WHAT TO WORK ON
Show every line in the records below that contains the word "секретарь".

PROVIDED MATERIAL
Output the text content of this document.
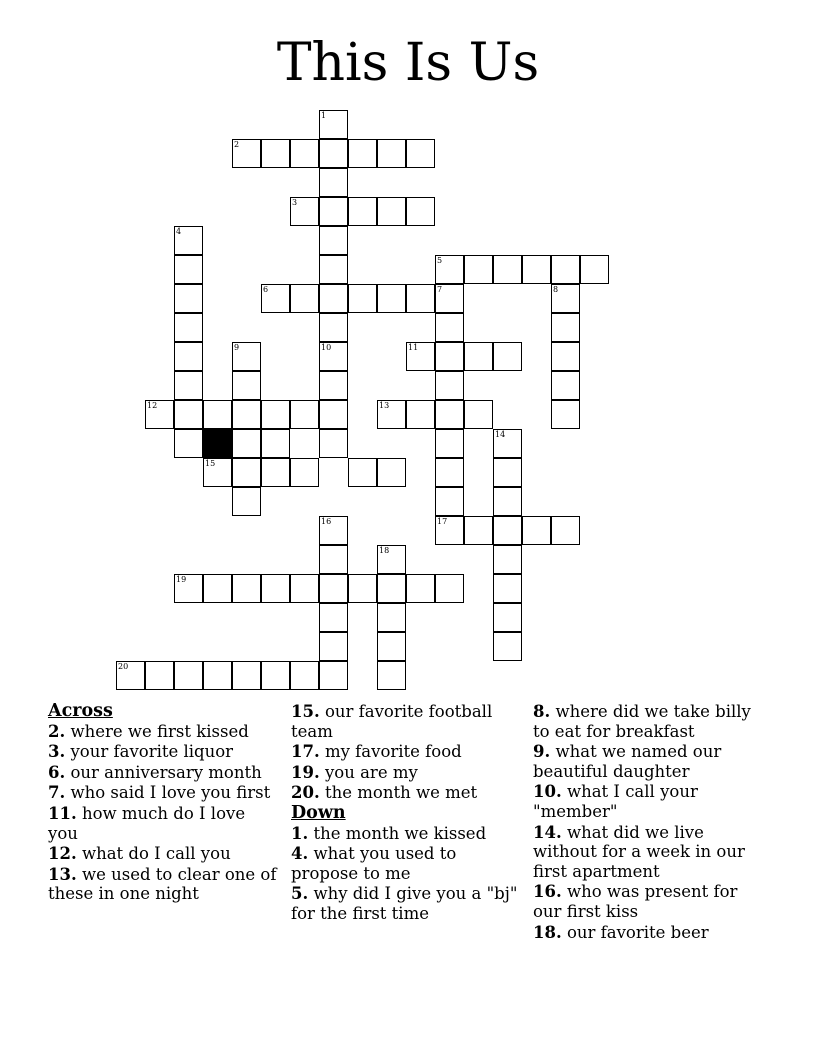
This Is Us
1
2
3
4
5
7
6	8
9	10	11
12	13
15
16	17
14
18
19
20
Across
2. where we first kissed
3. your favorite liquor
6. our anniversary month
7. who said I love you first
11. how much do I love you
12. what do I call you
13. we used to clear one of these in one night
15. our favorite football team
17. my favorite food
19. you are my
20. the month we met
Down
1. the month we kissed
4. what you used to propose to me
5. why did I give you a "bj" for the first time
8. where did we take billy to eat for breakfast
9. what we named our beautiful daughter
10. what I call your "member"
14. what did we live without for a week in our first apartment
16. who was present for our first kiss
18. our favorite beer
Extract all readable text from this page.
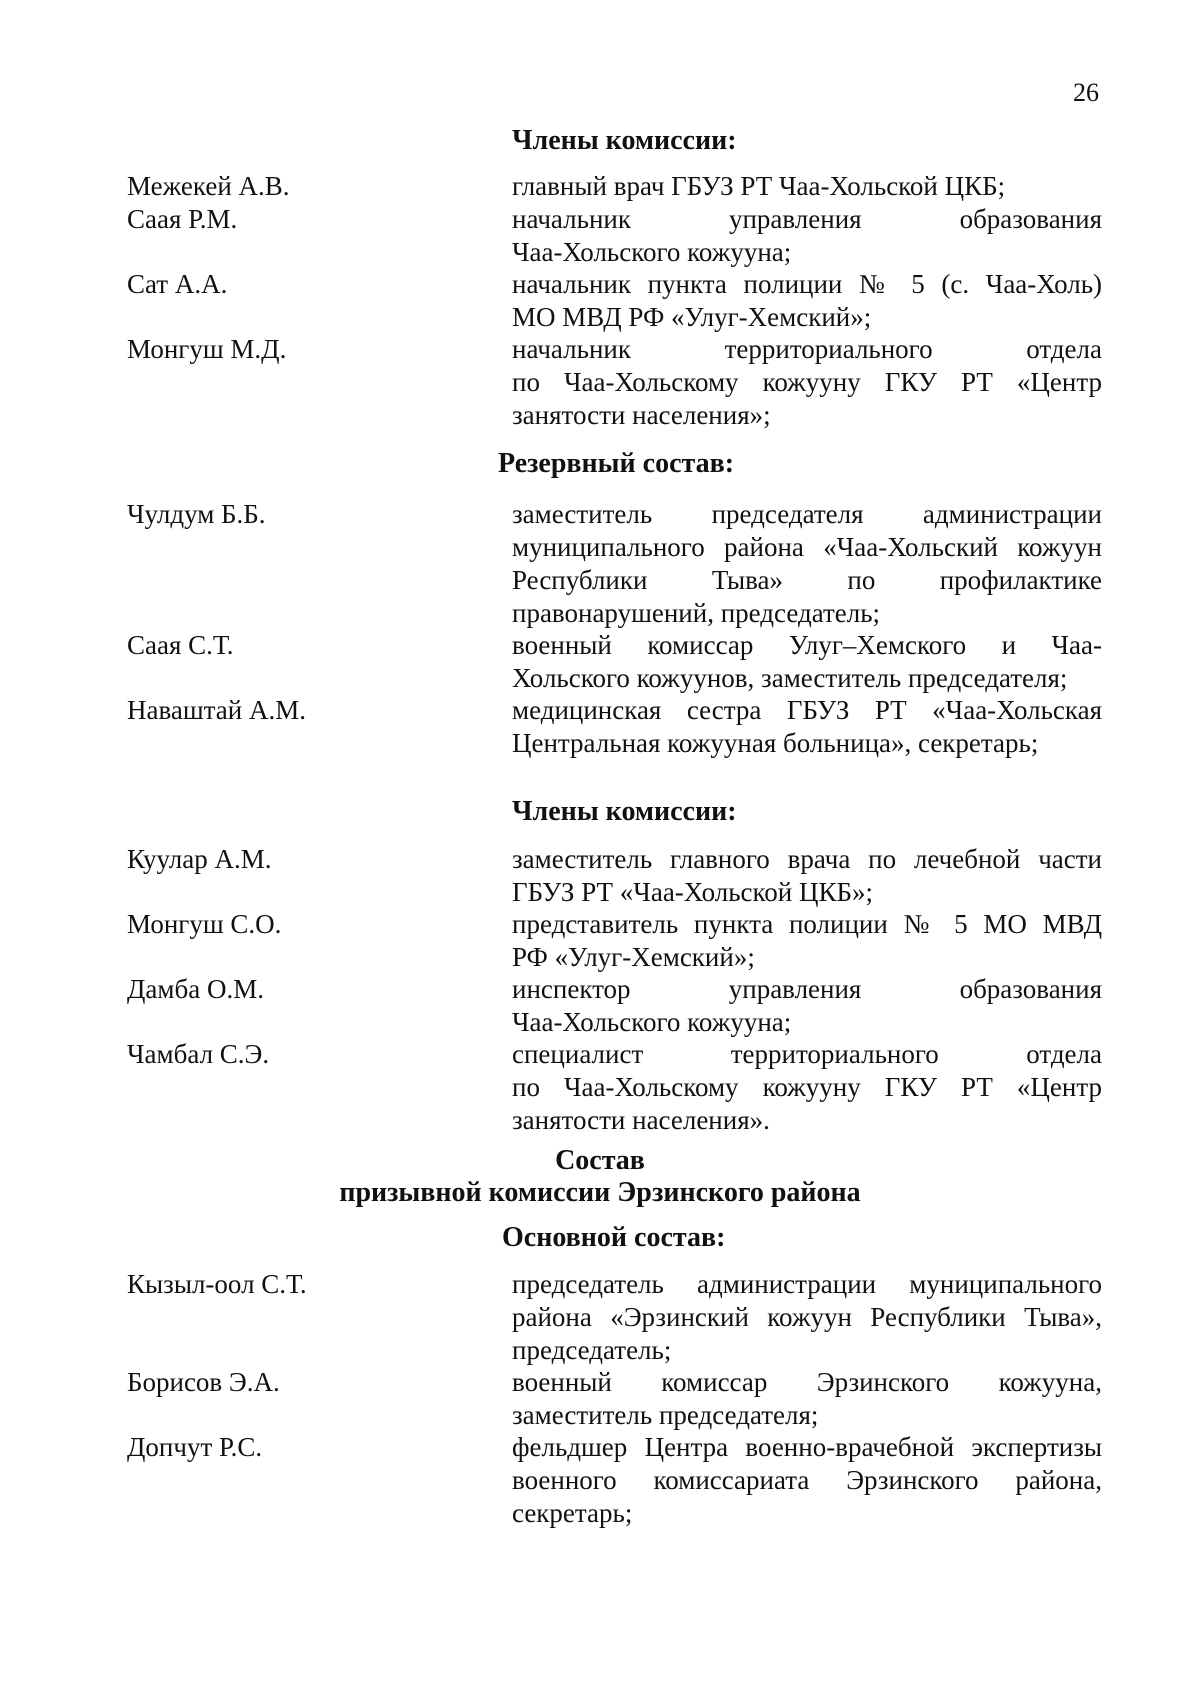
26
Члены комиссии:
Межекей А.В.	главный врач ГБУЗ РТ Чаа-Хольской ЦКБ;
Саая Р.М.	начальник управления образования
Чаа-Хольского кожууна;
Сат А.А.	начальник пункта полиции № 5 (с. Чаа-Холь)
МО МВД РФ «Улуг-Хемский»;
Монгуш М.Д.	начальник территориального отдела
по Чаа-Хольскому кожууну ГКУ РТ «Центр
занятости населения»;
Резервный состав:
Чулдум Б.Б.	заместитель председателя администрации
муниципального района «Чаа-Хольский кожуун
Республики Тыва» по профилактике
правонарушений, председатель;
Саая С.Т.	военный комиссар Улуг–Хемского и Чаа-
Хольского кожуунов, заместитель председателя;
Наваштай А.М.	медицинская сестра ГБУЗ РТ «Чаа-Хольская
Центральная кожууная больница», секретарь;
Члены комиссии:
Куулар А.М.	заместитель главного врача по лечебной части
ГБУЗ РТ «Чаа-Хольской ЦКБ»;
Монгуш С.О.	представитель пункта полиции № 5 МО МВД
РФ «Улуг-Хемский»;
Дамба О.М.	инспектор управления образования
Чаа-Хольского кожууна;
Чамбал С.Э.	специалист территориального отдела
по Чаа-Хольскому кожууну ГКУ РТ «Центр
занятости населения».
Состав
призывной комиссии Эрзинского района
Основной состав:
Кызыл-оол С.Т.	председатель администрации муниципального
района «Эрзинский кожуун Республики Тыва»,
председатель;
Борисов Э.А.	военный комиссар Эрзинского кожууна,
заместитель председателя;
Допчут Р.С.	фельдшер Центра военно-врачебной экспертизы
военного комиссариата Эрзинского района,
секретарь;
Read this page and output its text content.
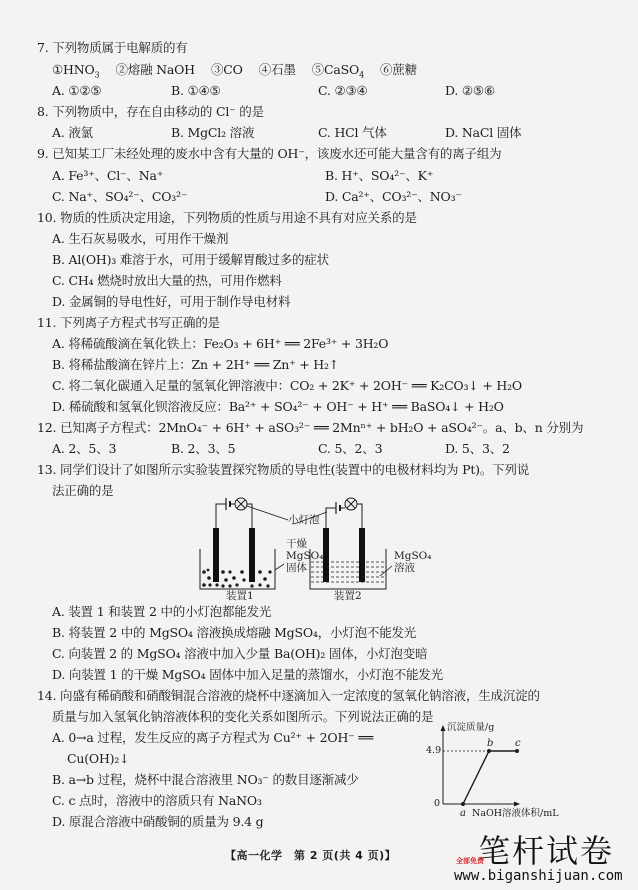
7. 下列物质属于电解质的有
$①HNO_3$　 ②熔融 NaOH　 ③CO　 ④石墨　 ⑤CaSO$_4$　 ⑥蔗糖
A. ①②⑤	B. ①④⑤	C. ②③④	D. ②⑤⑥
8. 下列物质中，存在自由移动的 Cl⁻ 的是
A. 液氯	B. MgCl₂ 溶液	C. HCl 气体	D. NaCl 固体
9. 已知某工厂未经处理的废水中含有大量的 OH⁻，该废水还可能大量含有的离子组为
A. Fe³⁺、Cl⁻、Na⁺	B. H⁺、SO₄²⁻、K⁺
C. Na⁺、SO₄²⁻、CO₃²⁻	D. Ca²⁺、CO₃²⁻、NO₃⁻
10. 物质的性质决定用途，下列物质的性质与用途不具有对应关系的是
A. 生石灰易吸水，可用作干燥剂
B. Al(OH)₃ 难溶于水，可用于缓解胃酸过多的症状
C. CH₄ 燃烧时放出大量的热，可用作燃料
D. 金属铜的导电性好，可用于制作导电材料
11. 下列离子方程式书写正确的是
A. 将稀硫酸滴在氧化铁上：Fe₂O₃ + 6H⁺ ══ 2Fe³⁺ + 3H₂O
B. 将稀盐酸滴在锌片上：Zn + 2H⁺ ══ Zn⁺ + H₂↑
C. 将二氧化碳通入足量的氢氧化钾溶液中：CO₂ + 2K⁺ + 2OH⁻ ══ K₂CO₃↓ + H₂O
D. 稀硫酸和氢氧化钡溶液反应：Ba²⁺ + SO₄²⁻ + OH⁻ + H⁺ ══ BaSO₄↓ + H₂O
12. 已知离子方程式：2MnO₄⁻ + 6H⁺ + aSO₃²⁻ ══ 2Mnⁿ⁺ + bH₂O + aSO₄²⁻。a、b、n 分别为
A. 2、5、3	B. 2、3、5	C. 5、2、3	D. 5、3、2
13. 同学们设计了如图所示实验装置探究物质的导电性(装置中的电极材料均为 Pt)。下列说
法正确的是
小灯泡
干燥
MgSO₄
固体
装置1
MgSO₄
溶液
装置2
A. 装置 1 和装置 2 中的小灯泡都能发光
B. 将装置 2 中的 MgSO₄ 溶液换成熔融 MgSO₄，小灯泡不能发光
C. 向装置 2 的 MgSO₄ 溶液中加入少量 Ba(OH)₂ 固体，小灯泡变暗
D. 向装置 1 的干燥 MgSO₄ 固体中加入足量的蒸馏水，小灯泡不能发光
14. 向盛有稀硝酸和硝酸铜混合溶液的烧杯中逐滴加入一定浓度的氢氧化钠溶液，生成沉淀的
质量与加入氢氧化钠溶液体积的变化关系如图所示。下列说法正确的是
A. 0→a 过程，发生反应的离子方程式为 Cu²⁺ + 2OH⁻ ══
Cu(OH)₂↓
B. a→b 过程，烧杯中混合溶液里 NO₃⁻ 的数目逐渐减少
C. c 点时，溶液中的溶质只有 NaNO₃
D. 原混合溶液中硝酸铜的质量为 9.4 g
沉淀质量/g
4.9
0
a
b c
NaOH溶液体积/mL
【高一化学　第 2 页(共 4 页)】	笔杆试卷
全部免费
www.biganshijuan.com
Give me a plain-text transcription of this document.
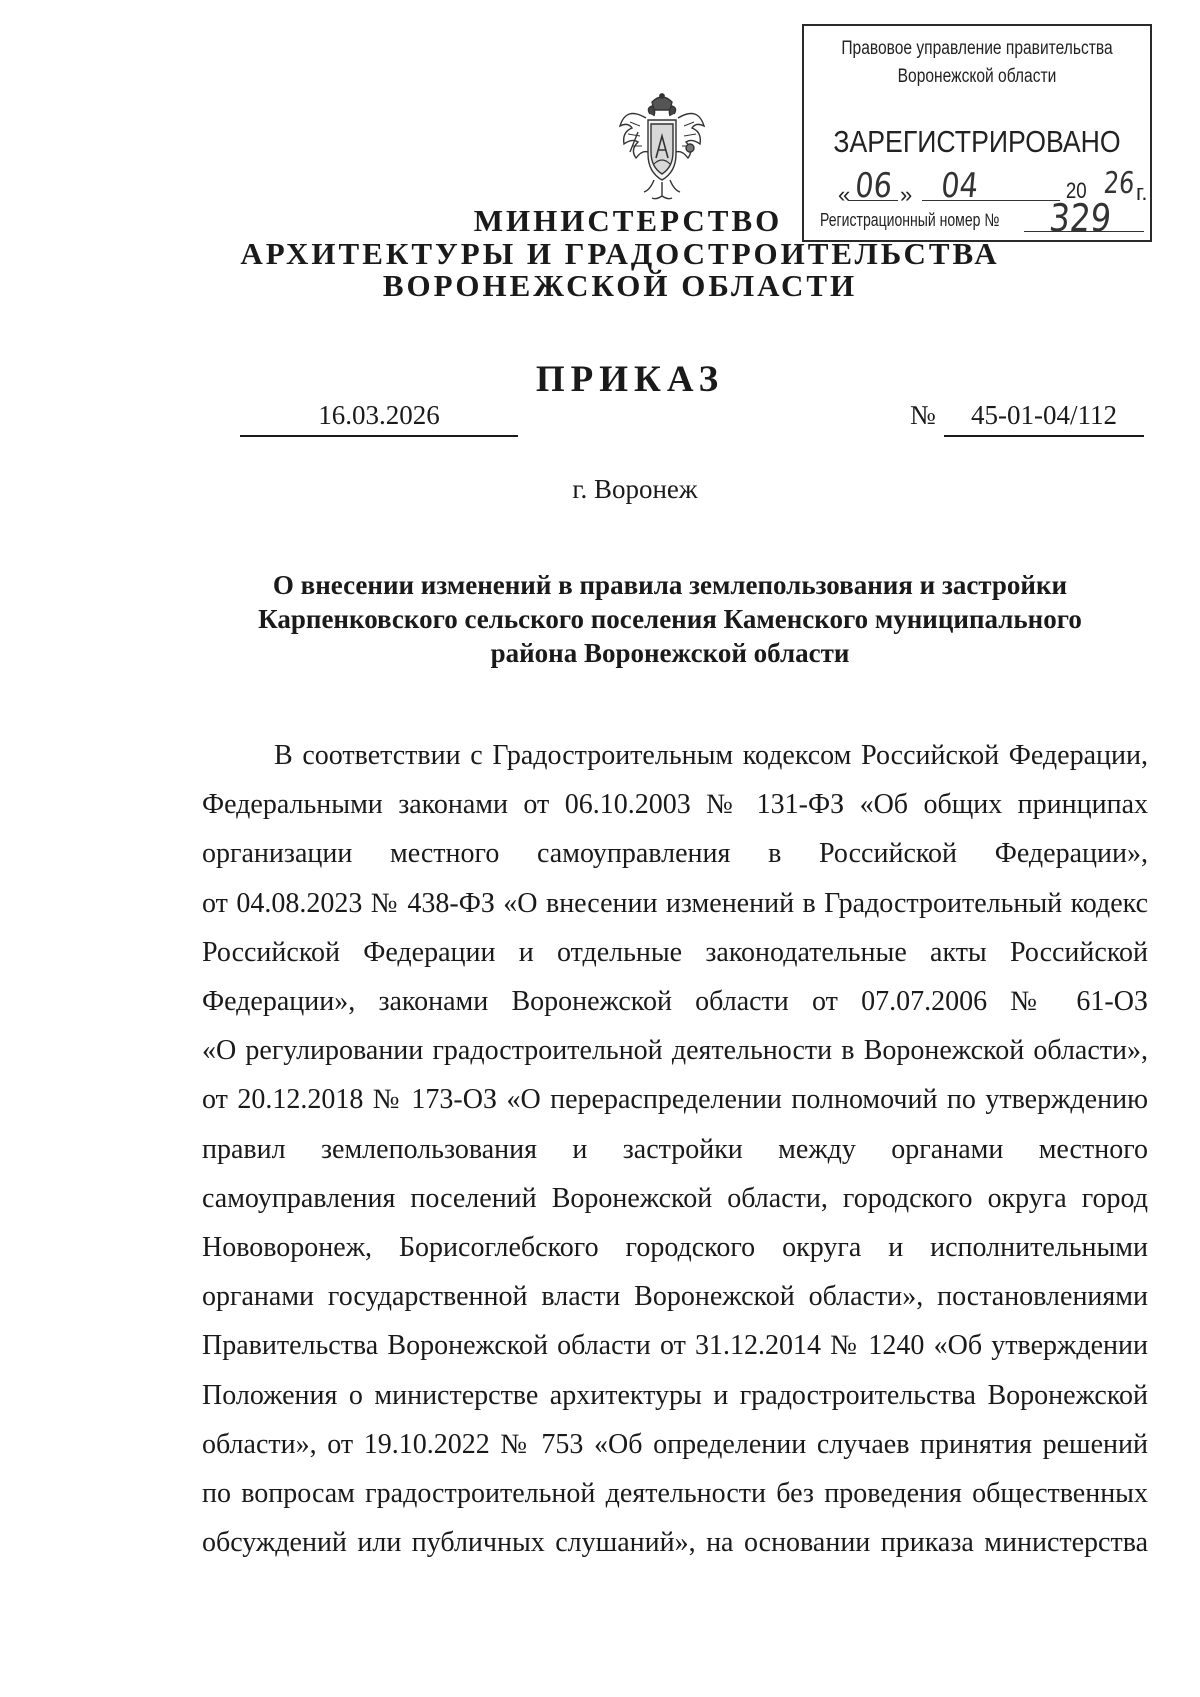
МИНИСТЕРСТВО

АРХИТЕКТУРЫ И ГРАДОСТРОИТЕЛЬСТВА

ВОРОНЕЖСКОЙ ОБЛАСТИ

Правовое управление правительства

Воронежской области

ЗАРЕГИСТРИРОВАНО

« 06 » 04	20 26 г.
Регистрационный номер № 329

ПРИКАЗ

16.03.2026	№	45-01-04/112
г. Воронеж
О внесении изменений в правила землепользования и застройки
Карпенковского сельского поселения Каменского муниципального
района Воронежской области
В соответствии с Градостроительным кодексом Российской Федерации,
Федеральными законами от 06.10.2003 № 131-ФЗ «Об общих принципах
организации местного самоуправления в Российской Федерации»,
от 04.08.2023 № 438-ФЗ «О внесении изменений в Градостроительный кодекс
Российской Федерации и отдельные законодательные акты Российской
Федерации», законами Воронежской области от 07.07.2006 № 61-ОЗ
«О регулировании градостроительной деятельности в Воронежской области»,
от 20.12.2018 № 173-ОЗ «О перераспределении полномочий по утверждению
правил землепользования и застройки между органами местного
самоуправления поселений Воронежской области, городского округа город
Нововоронеж, Борисоглебского городского округа и исполнительными
органами государственной власти Воронежской области», постановлениями
Правительства Воронежской области от 31.12.2014 № 1240 «Об утверждении
Положения о министерстве архитектуры и градостроительства Воронежской
области», от 19.10.2022 № 753 «Об определении случаев принятия решений
по вопросам градостроительной деятельности без проведения общественных
обсуждений или публичных слушаний», на основании приказа министерства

RESULT
Центральная кожууная больница», секретарь;
секретарь;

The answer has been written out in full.